Below are some entries; can you quote all of them exactly?
>> START Rows
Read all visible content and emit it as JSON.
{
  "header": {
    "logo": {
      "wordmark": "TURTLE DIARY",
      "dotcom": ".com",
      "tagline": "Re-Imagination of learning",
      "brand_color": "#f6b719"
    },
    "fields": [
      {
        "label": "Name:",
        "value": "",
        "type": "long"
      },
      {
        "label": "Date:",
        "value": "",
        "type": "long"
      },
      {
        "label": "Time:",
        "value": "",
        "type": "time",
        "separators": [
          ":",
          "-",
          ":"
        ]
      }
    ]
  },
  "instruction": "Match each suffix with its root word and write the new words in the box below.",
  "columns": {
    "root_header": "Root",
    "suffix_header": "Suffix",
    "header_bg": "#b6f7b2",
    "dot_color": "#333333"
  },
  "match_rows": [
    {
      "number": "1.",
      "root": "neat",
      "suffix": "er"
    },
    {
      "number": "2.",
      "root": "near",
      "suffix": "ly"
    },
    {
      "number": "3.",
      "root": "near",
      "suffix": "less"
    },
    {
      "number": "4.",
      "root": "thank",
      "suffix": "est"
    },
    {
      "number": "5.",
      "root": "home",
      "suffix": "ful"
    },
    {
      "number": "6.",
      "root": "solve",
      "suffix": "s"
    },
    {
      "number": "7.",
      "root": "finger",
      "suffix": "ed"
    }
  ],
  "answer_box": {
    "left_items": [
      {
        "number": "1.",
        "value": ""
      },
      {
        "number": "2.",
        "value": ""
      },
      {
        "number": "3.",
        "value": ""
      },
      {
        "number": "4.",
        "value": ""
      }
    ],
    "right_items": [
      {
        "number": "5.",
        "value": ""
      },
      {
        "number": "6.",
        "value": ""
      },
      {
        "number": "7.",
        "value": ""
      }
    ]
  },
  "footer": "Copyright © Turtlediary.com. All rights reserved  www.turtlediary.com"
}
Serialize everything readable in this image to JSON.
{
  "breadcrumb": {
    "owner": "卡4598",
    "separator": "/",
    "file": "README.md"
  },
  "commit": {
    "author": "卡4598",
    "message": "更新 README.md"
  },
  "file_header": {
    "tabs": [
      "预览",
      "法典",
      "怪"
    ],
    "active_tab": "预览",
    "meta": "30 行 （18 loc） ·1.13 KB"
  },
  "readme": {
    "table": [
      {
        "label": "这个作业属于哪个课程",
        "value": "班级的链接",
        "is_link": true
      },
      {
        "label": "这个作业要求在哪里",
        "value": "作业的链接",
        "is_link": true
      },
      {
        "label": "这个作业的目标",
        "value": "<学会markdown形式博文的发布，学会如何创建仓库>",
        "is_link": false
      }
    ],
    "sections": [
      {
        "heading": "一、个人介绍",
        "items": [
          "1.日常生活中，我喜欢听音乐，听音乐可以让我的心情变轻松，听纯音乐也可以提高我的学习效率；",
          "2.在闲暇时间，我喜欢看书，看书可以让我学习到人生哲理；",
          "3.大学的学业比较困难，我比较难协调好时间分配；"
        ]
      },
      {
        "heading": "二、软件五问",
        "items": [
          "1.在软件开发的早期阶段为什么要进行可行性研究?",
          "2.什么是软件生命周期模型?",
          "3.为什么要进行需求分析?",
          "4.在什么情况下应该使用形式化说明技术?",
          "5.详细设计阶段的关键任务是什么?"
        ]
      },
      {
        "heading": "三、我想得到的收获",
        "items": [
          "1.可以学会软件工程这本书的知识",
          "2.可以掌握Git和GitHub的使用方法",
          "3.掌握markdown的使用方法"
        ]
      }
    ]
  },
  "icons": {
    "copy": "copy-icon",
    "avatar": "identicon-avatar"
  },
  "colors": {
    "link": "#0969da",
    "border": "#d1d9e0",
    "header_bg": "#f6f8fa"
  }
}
>> END Rows
### [Exercise response]
Read all visible content and emit it as JSON.
{
  "header": {
    "logo": {
      "wordmark": "TURTLE DIARY",
      "dotcom": ".com",
      "tagline": "Re-Imagination of learning",
      "brand_color": "#f6b719"
    },
    "fields": [
      {
        "label": "Name:",
        "value": "",
        "type": "long"
      },
      {
        "label": "Date:",
        "value": "",
        "type": "long"
      },
      {
        "label": "Time:",
        "value": "",
        "type": "time",
        "separators": [
          ":",
          "-",
          ":"
        ]
      }
    ]
  },
  "instruction": "Match each suffix with its root word and write the new words in the box below.",
  "columns": {
    "root_header": "Root",
    "suffix_header": "Suffix",
    "header_bg": "#b6f7b2",
    "dot_color": "#333333"
  },
  "match_rows": [
    {
      "number": "1.",
      "root": "neat",
      "suffix": "er"
    },
    {
      "number": "2.",
      "root": "near",
      "suffix": "ly"
    },
    {
      "number": "3.",
      "root": "near",
      "suffix": "less"
    },
    {
      "number": "4.",
      "root": "thank",
      "suffix": "est"
    },
    {
      "number": "5.",
      "root": "home",
      "suffix": "ful"
    },
    {
      "number": "6.",
      "root": "solve",
      "suffix": "s"
    },
    {
      "number": "7.",
      "root": "finger",
      "suffix": "ed"
    }
  ],
  "answer_box": {
    "left_items": [
      {
        "number": "1.",
        "value": ""
      },
      {
        "number": "2.",
        "value": ""
      },
      {
        "number": "3.",
        "value": ""
      },
      {
        "number": "4.",
        "value": ""
      }
    ],
    "right_items": [
      {
        "number": "5.",
        "value": ""
      },
      {
        "number": "6.",
        "value": ""
      },
      {
        "number": "7.",
        "value": ""
      }
    ]
  },
  "footer": "Copyright © Turtlediary.com. All rights reserved  www.turtlediary.com"
}
Serialize everything readable in this image to JSON.
{
  "breadcrumb": {
    "owner": "卡4598",
    "separator": "/",
    "file": "README.md"
  },
  "commit": {
    "author": "卡4598",
    "message": "更新 README.md"
  },
  "file_header": {
    "tabs": [
      "预览",
      "法典",
      "怪"
    ],
    "active_tab": "预览",
    "meta": "30 行 （18 loc） ·1.13 KB"
  },
  "readme": {
    "table": [
      {
        "label": "这个作业属于哪个课程",
        "value": "班级的链接",
        "is_link": true
      },
      {
        "label": "这个作业要求在哪里",
        "value": "作业的链接",
        "is_link": true
      },
      {
        "label": "这个作业的目标",
        "value": "<学会markdown形式博文的发布，学会如何创建仓库>",
        "is_link": false
      }
    ],
    "sections": [
      {
        "heading": "一、个人介绍",
        "items": [
          "1.日常生活中，我喜欢听音乐，听音乐可以让我的心情变轻松，听纯音乐也可以提高我的学习效率；",
          "2.在闲暇时间，我喜欢看书，看书可以让我学习到人生哲理；",
          "3.大学的学业比较困难，我比较难协调好时间分配；"
        ]
      },
      {
        "heading": "二、软件五问",
        "items": [
          "1.在软件开发的早期阶段为什么要进行可行性研究?",
          "2.什么是软件生命周期模型?",
          "3.为什么要进行需求分析?",
          "4.在什么情况下应该使用形式化说明技术?",
          "5.详细设计阶段的关键任务是什么?"
        ]
      },
      {
        "heading": "三、我想得到的收获",
        "items": [
          "1.可以学会软件工程这本书的知识",
          "2.可以掌握Git和GitHub的使用方法",
          "3.掌握markdown的使用方法"
        ]
      }
    ]
  },
  "icons": {
    "copy": "copy-icon",
    "avatar": "identicon-avatar"
  },
  "colors": {
    "link": "#0969da",
    "border": "#d1d9e0",
    "header_bg": "#f6f8fa"
  }
}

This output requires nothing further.